▶ _Task to carry out_
Find the string "Symmetry" in the data, then copy every line where it is found.

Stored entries
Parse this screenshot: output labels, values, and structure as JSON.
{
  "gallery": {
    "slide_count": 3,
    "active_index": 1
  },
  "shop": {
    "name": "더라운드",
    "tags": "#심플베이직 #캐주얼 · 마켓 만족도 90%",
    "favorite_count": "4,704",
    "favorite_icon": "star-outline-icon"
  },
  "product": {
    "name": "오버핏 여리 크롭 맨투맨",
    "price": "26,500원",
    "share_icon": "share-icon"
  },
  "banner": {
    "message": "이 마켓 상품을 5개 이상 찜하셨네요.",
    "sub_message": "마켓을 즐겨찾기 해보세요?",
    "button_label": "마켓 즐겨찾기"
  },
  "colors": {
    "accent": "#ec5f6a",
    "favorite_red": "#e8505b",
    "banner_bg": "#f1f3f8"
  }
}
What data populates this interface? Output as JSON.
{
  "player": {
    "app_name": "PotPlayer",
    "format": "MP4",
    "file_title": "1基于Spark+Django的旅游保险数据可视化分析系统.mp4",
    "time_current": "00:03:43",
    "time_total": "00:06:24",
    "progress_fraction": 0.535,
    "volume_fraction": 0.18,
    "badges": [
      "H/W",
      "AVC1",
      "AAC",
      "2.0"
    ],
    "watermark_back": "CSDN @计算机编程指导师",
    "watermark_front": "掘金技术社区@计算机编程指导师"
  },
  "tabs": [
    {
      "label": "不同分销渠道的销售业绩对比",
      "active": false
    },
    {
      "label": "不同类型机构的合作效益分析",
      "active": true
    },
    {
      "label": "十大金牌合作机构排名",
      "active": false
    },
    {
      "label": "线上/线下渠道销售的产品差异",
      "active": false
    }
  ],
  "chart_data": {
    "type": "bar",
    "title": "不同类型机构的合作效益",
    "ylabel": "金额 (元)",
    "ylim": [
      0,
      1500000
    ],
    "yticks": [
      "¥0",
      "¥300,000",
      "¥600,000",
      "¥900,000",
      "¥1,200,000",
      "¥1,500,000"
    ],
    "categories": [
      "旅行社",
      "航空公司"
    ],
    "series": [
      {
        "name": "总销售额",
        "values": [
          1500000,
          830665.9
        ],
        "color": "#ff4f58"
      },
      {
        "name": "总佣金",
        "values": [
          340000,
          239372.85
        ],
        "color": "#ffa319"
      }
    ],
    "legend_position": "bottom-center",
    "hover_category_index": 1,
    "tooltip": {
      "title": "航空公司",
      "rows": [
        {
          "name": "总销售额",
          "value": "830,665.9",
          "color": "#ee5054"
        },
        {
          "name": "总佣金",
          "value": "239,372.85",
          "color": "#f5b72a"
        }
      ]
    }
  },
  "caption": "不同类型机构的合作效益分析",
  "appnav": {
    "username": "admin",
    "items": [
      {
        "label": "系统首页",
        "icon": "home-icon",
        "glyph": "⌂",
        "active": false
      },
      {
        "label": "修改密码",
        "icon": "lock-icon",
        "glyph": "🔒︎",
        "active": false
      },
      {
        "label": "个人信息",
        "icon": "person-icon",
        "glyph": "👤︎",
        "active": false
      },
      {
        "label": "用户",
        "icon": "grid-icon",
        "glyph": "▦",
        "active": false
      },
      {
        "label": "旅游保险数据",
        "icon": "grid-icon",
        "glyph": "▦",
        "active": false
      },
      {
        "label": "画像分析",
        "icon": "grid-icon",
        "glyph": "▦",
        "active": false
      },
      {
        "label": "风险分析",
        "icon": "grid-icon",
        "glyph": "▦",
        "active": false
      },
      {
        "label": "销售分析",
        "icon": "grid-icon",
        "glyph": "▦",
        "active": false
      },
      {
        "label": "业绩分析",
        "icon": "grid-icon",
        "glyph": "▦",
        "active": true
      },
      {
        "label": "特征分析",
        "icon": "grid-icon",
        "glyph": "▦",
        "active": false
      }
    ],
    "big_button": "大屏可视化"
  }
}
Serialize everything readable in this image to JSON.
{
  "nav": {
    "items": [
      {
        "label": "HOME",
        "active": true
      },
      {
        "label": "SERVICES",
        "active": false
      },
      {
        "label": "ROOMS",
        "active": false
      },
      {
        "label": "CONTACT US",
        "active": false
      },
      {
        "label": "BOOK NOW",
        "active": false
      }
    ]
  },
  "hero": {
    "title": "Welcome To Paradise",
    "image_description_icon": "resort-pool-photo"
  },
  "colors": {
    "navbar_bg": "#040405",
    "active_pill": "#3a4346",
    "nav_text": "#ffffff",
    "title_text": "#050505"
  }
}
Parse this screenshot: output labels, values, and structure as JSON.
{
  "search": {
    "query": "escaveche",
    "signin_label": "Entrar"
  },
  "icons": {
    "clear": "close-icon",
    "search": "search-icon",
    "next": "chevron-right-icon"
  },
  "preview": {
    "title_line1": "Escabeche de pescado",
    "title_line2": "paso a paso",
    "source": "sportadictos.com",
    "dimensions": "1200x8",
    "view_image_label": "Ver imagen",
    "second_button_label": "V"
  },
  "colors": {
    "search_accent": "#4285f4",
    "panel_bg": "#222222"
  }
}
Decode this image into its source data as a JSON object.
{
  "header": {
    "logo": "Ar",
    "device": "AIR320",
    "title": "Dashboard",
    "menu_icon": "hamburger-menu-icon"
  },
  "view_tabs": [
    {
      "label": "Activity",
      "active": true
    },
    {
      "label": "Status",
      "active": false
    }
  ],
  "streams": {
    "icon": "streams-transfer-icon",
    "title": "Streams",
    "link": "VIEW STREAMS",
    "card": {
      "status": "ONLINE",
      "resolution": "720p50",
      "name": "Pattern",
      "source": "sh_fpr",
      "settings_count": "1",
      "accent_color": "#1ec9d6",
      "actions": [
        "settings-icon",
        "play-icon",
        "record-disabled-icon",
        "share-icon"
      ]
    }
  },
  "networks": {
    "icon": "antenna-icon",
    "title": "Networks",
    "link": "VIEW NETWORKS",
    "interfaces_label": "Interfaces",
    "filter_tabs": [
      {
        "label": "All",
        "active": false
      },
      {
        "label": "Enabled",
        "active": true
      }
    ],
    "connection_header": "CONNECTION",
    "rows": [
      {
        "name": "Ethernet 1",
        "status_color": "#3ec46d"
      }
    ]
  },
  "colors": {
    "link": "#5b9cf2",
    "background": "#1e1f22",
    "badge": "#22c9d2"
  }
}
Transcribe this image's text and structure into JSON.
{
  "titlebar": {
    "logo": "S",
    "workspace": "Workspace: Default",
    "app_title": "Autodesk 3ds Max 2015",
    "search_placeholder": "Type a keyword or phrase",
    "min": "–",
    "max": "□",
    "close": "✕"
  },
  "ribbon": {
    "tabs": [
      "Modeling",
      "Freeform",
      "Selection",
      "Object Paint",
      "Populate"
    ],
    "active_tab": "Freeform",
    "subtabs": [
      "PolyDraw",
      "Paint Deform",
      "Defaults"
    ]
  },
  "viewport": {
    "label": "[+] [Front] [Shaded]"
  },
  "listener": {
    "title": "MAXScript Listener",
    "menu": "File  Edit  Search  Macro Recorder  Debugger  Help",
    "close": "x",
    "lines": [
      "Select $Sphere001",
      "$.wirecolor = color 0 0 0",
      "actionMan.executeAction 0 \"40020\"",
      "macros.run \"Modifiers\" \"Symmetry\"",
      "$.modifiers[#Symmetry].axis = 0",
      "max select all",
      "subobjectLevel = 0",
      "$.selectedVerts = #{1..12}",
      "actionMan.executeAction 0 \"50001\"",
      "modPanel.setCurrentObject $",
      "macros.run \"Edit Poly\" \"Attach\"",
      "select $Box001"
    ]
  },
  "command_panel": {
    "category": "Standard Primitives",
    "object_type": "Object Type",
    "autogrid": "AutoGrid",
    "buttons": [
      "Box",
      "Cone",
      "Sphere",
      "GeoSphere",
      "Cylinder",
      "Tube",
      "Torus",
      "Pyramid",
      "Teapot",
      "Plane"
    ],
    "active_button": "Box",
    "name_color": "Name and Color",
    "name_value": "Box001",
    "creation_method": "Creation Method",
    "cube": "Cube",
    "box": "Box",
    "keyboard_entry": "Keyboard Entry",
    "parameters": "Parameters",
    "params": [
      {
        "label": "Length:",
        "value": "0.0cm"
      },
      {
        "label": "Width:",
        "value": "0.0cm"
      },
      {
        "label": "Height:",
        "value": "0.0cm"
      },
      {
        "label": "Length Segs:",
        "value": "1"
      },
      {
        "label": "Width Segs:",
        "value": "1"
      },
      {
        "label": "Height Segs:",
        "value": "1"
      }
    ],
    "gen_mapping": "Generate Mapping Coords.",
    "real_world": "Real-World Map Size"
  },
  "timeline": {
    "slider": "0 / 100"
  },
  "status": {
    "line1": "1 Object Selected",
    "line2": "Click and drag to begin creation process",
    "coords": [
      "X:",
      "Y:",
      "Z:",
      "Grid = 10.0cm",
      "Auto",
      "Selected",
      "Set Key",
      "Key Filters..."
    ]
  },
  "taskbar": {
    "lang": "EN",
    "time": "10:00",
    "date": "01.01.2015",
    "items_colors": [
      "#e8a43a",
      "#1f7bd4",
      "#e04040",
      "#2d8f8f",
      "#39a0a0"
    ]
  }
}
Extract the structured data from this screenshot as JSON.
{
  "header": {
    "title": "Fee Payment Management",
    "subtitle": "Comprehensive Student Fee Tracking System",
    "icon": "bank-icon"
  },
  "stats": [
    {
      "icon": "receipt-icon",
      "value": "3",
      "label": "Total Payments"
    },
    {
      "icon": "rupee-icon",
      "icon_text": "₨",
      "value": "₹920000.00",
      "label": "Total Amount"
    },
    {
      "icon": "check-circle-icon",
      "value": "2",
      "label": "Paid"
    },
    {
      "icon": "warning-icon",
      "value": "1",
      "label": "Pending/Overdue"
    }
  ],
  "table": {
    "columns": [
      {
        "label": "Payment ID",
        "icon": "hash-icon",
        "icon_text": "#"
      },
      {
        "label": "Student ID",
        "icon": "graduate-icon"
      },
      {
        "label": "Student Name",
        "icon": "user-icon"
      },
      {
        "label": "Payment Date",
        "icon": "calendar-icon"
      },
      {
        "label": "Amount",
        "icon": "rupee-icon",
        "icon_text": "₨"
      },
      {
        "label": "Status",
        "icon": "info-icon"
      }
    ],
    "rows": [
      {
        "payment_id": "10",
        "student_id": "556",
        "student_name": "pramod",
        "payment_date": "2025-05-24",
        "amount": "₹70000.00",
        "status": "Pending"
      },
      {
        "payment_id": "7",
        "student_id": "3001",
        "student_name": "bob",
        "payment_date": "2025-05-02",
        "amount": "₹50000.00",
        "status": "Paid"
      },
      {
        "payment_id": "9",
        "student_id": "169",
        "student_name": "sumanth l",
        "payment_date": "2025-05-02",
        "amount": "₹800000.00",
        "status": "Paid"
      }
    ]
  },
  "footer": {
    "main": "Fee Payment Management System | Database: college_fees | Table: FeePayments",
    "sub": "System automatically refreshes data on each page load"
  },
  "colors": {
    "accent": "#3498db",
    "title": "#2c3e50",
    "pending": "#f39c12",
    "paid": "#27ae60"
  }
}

▶ _Written answer_
      "macros.run \"Modifiers\" \"Symmetry\"",
      "$.modifiers[#Symmetry].axis = 0",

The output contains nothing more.